- [Text]
* * * * * * * * *
Personal information
- Full name: Valentina Cerri do Amaral
- Date of birth: April 5, 2005 (age 21)
- Place of birth: Brazil
- Height: 5 ft 7 in (1.70 m)
- Position: Goalkeeper

Team information
- Current team: Wake Forest Demon Deacons
- Number: 1

Youth career
- Florida Kraze Krush

College career
- Years: Team / Apps / (Gls)
- 2023–: Wake Forest Demon Deacons / 42 / (0)

International career^{‡}
- 2022: United States U-17 / 4 / (0)
- 2023: United States U-20 / 1 / (0)

= Valentina Amaral =

American soccer player (born 2005)

Valentina Cerri do Amaral (born April 5, 2005) is a college soccer player who plays as a goalkeeper for the Wake Forest Demon Deacons. Born in Brazil, she is a youth international for the United States.

==Early life==

The daughter of Brazilian soccer player Leandro Amaral, she was born in Brazil before moving to the United States with her family when she was six. She began playing soccer with her two triplet brothers and specialized in goal at an early age. She played youth soccer for Florida Kraze Krush, where her father was a coach, and earned ECNL all-conference honors. She was a backup goalkeeper for Oviedo High School in Oviedo, Florida, and instead played at forward, leading the team with 19 goals in 12 games as a sophomore. She was ranked by TopDrawerSoccer as the No. 19 prospect of the 2023 class.

==College career==

After missing most of her true freshman year, Amaral became the starter for the Wake Forest Demon Deacons in her redshirt freshman season in 2024. In the regular season, back-to-back shutouts against No. 2 Virginia and No. 1 Stanford made Wake Forest the first team to beat the top two ranked teams consecutively; another win against Florida State ended a 32–game unbeaten streak for the reigning champions. Amaral made a season-high six saves in the NCAA tournament quarterfinals against USC. After a 2–2 draw in regulation, she saved a penalty kick and missed one herself in a 4–3 shootout victory. In the semifinals against Stanford, she made four saves including one off the goalpost as Wake won 1–0 to advance to the first national title game in program history. North Carolina won by the same score in the final. Amaral had 6 solo clean sheets (9 combined) in 19 games, while setting a program record of 0.69 goals against average, and was named third-team All-Atlantic Coast Conference.
* * * * * * * * *
- [Given entries]
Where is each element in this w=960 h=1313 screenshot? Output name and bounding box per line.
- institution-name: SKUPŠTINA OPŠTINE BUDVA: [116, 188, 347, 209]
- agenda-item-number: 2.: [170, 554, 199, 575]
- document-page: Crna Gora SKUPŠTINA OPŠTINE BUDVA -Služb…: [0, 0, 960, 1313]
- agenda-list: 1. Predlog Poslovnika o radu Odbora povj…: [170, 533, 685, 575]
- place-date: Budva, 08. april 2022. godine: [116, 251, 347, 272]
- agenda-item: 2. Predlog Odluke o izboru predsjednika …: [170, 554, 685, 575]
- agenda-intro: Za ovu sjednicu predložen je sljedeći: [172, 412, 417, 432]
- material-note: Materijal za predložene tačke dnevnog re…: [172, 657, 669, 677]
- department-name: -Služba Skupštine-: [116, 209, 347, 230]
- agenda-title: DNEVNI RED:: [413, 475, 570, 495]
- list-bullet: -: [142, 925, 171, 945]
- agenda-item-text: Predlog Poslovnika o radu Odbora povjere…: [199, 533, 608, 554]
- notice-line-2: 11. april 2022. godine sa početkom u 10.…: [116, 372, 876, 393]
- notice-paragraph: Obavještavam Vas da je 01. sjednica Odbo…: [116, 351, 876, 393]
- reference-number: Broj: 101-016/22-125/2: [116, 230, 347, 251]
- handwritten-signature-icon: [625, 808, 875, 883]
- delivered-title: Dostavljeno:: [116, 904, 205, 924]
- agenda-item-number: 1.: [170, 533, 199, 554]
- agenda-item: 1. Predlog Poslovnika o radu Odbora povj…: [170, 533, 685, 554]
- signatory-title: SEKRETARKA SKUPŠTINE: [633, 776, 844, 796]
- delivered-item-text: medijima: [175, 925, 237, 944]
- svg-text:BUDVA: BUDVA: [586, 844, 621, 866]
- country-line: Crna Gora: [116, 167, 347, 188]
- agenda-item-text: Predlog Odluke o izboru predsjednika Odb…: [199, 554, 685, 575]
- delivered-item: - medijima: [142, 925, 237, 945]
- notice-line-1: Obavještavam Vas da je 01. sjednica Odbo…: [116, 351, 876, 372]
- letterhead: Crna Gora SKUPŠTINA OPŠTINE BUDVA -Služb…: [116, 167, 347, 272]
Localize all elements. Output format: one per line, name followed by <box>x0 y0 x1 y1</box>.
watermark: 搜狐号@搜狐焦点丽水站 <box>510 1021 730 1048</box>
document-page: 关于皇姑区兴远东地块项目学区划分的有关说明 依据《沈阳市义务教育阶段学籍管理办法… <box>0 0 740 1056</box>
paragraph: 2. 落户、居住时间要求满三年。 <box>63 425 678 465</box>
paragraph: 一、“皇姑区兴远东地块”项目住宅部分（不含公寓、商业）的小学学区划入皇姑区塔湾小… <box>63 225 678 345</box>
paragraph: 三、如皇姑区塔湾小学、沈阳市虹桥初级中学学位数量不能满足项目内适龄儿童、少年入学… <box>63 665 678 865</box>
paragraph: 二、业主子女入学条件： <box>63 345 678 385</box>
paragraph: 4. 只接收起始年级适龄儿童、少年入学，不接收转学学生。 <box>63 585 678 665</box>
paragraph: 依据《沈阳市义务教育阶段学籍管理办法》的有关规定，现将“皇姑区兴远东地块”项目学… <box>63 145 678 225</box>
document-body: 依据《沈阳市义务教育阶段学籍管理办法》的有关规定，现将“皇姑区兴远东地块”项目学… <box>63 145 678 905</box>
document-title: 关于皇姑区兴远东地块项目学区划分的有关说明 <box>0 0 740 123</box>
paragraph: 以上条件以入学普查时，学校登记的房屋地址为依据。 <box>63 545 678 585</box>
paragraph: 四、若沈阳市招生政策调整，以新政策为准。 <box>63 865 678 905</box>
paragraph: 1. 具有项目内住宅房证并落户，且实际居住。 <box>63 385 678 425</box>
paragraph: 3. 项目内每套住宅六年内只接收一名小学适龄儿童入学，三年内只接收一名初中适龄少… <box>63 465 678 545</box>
* * * * * * * * *
- [Problem details] Continue the article about goalkeeper Valentina Amaral from its last sentence.

- [Response box]
Amaral started all 20 games and kept 6 shutouts as a redshirt sophomore in 2025, earning third-team All-ACC and third-team All-American recognition.

==International career==

Eligible to represent Brazil or the United States internationally, Amaral first trained with the United States under-14 team at age 12 and went on to attend training camps at the under-15 and under-17 levels. Shortly after becoming a United States citizen in 2022, at age 17, she was called up for friendlies for the first time, playing in games against Spain and Germany. She made the roster for the 2022 FIFA U-17 Women's World Cup initially as the backup to Victoria Safradin. She played and started in two games at the FIFA U-17 Women's World Cup, a 4–0 group win against Morocco and a 1–1 quarterfinal draw with Nigeria. The latter ended in a 4–3 shootout loss in which Amaral was ruled to have jumped early on the only attempt she appeared to stop. The following year, she made her under-20 debut at the 2023 CONCACAF Women's U-20 Championship, starting in a 4–0 win against Jamaica in the group stage. She was called into a development camp, training concurrently with the senior national team, in January 2026.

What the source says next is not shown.